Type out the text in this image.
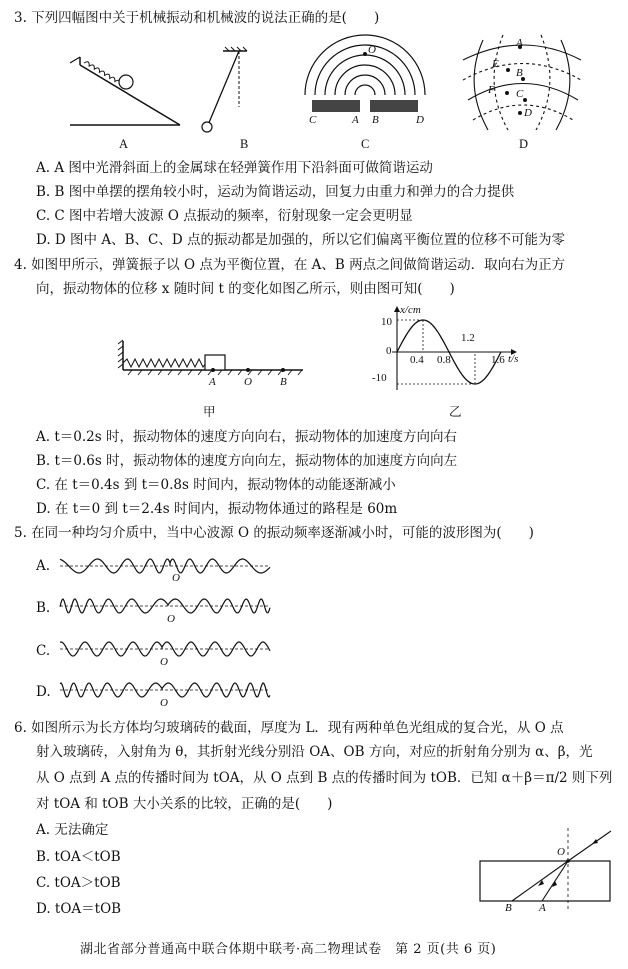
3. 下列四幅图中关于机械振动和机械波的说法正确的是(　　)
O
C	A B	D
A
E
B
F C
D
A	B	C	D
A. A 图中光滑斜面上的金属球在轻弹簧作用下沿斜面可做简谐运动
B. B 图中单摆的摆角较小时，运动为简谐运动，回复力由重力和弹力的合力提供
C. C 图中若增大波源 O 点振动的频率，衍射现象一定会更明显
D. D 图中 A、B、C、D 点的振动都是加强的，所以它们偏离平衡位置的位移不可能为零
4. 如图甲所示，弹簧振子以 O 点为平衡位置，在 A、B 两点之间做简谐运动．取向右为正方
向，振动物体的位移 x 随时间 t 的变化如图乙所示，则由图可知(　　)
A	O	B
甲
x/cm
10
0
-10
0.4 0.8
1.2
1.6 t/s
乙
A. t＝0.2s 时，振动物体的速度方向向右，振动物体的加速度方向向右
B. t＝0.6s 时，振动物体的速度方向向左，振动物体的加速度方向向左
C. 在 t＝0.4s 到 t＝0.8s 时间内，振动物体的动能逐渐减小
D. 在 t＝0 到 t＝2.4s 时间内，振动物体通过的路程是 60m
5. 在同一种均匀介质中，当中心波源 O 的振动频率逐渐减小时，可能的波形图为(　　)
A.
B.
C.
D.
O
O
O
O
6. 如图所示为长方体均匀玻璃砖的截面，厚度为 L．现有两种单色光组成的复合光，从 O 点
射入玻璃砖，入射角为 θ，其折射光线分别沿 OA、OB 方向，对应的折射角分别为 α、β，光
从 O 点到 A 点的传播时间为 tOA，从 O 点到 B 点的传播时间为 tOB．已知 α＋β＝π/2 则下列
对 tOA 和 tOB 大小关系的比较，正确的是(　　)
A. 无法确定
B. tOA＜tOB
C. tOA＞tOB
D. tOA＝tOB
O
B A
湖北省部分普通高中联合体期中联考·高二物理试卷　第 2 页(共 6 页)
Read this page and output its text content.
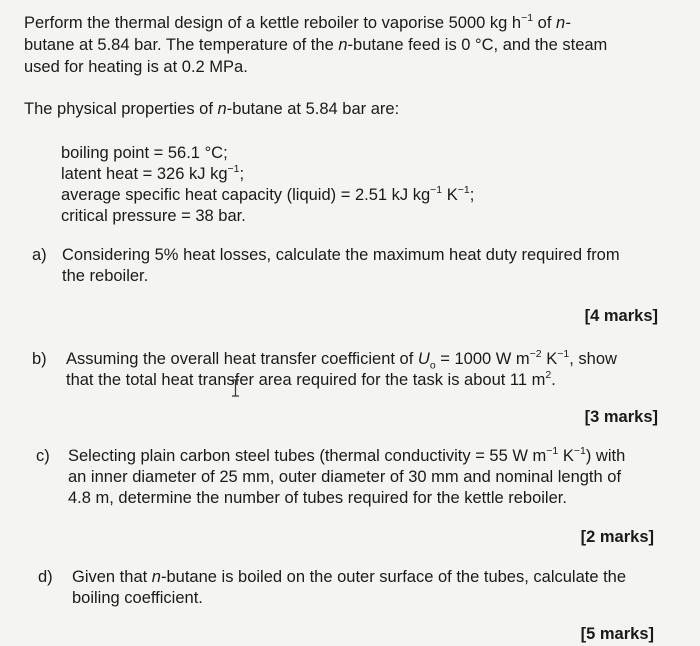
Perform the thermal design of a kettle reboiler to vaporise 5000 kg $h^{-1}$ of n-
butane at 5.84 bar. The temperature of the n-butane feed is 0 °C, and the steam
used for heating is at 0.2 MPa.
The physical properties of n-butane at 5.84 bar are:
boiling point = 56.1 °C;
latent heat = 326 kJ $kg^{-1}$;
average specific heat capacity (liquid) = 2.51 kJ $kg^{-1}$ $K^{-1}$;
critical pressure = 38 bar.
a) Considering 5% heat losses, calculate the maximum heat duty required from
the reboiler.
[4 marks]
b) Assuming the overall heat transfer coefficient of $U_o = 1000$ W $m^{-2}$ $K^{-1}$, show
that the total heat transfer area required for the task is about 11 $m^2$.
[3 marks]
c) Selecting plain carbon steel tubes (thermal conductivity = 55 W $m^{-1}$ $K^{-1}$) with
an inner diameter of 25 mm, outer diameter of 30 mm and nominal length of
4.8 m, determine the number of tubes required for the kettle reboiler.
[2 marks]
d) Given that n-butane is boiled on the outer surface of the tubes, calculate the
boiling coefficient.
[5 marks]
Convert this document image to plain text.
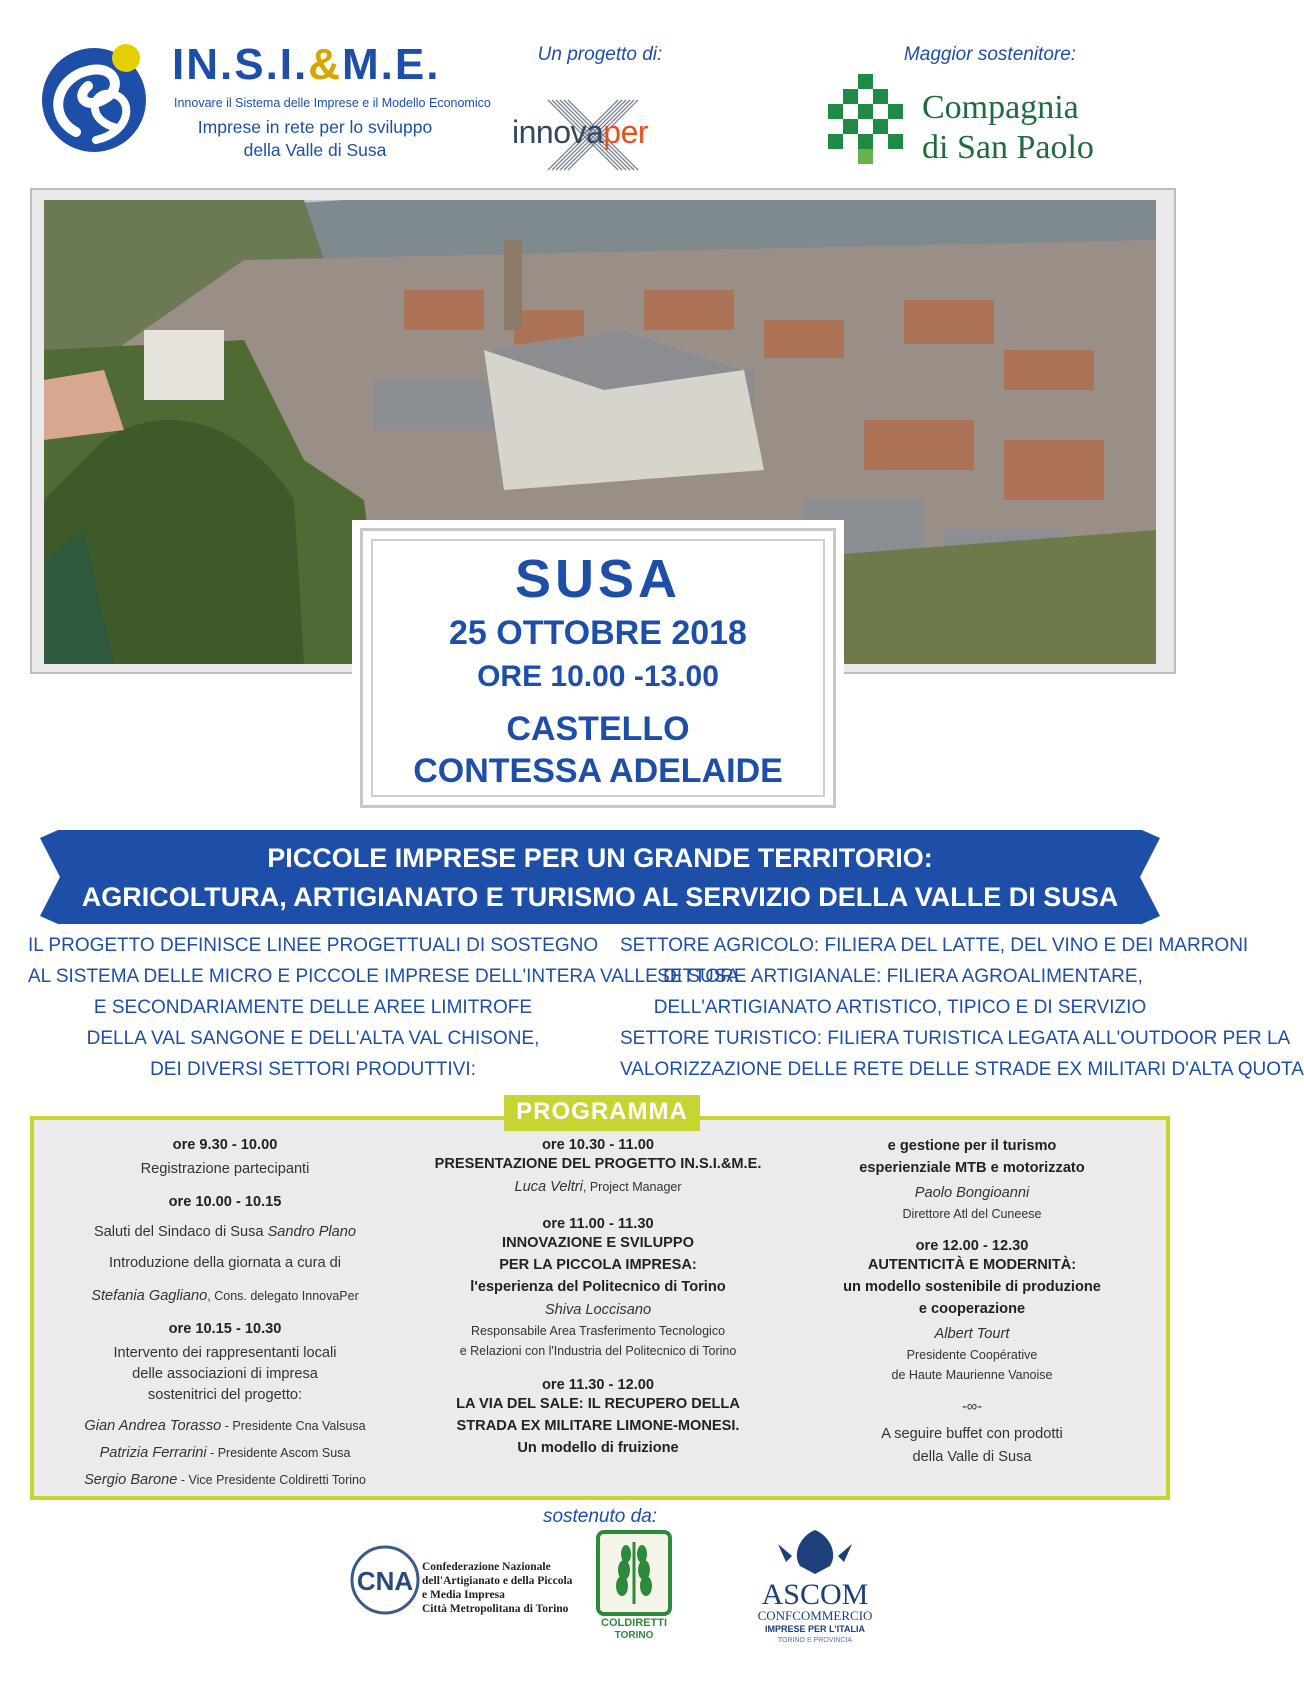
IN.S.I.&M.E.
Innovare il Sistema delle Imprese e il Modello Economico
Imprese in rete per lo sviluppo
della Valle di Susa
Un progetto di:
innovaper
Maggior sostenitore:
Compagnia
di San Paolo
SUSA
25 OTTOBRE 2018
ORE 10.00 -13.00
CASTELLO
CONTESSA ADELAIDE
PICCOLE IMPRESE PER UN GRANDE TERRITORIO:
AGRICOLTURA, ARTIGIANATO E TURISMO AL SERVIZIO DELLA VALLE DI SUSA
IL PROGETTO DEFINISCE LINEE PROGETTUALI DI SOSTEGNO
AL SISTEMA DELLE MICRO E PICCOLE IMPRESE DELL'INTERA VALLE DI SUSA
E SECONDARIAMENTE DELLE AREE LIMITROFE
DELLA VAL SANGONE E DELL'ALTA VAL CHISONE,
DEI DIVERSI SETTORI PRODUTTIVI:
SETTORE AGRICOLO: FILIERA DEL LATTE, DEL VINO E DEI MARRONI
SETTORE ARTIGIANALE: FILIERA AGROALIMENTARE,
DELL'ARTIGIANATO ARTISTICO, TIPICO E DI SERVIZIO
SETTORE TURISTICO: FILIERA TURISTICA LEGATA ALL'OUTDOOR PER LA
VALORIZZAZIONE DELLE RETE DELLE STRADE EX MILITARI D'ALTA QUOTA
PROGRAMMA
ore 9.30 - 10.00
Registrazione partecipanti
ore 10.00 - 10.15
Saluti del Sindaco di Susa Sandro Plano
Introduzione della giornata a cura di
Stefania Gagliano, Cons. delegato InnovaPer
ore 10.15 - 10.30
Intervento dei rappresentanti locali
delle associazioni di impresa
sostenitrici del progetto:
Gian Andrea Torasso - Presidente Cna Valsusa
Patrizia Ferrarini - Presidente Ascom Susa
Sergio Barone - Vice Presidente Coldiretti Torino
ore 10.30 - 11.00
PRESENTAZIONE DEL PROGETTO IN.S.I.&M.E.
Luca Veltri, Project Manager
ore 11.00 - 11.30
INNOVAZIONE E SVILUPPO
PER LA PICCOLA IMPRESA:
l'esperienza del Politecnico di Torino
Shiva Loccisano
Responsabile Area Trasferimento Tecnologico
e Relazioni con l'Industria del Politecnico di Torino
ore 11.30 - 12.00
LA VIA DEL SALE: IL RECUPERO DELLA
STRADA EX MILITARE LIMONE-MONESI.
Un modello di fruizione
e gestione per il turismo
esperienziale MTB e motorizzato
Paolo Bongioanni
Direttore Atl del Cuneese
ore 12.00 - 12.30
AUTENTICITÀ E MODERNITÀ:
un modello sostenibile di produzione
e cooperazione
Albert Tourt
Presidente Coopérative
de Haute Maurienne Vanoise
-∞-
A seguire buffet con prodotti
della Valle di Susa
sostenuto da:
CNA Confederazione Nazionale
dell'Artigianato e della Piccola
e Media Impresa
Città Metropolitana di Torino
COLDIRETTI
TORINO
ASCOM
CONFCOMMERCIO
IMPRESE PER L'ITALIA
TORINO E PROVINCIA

•••

- _EXERCISE INSTRUCTIONS_: Each line in the listing above that contains "Presidente" should be copied.

- _FINISHED TASK_:
Gian Andrea Torasso - Presidente Cna Valsusa
Patrizia Ferrarini - Presidente Ascom Susa
Sergio Barone - Vice Presidente Coldiretti Torino
Presidente Coopérative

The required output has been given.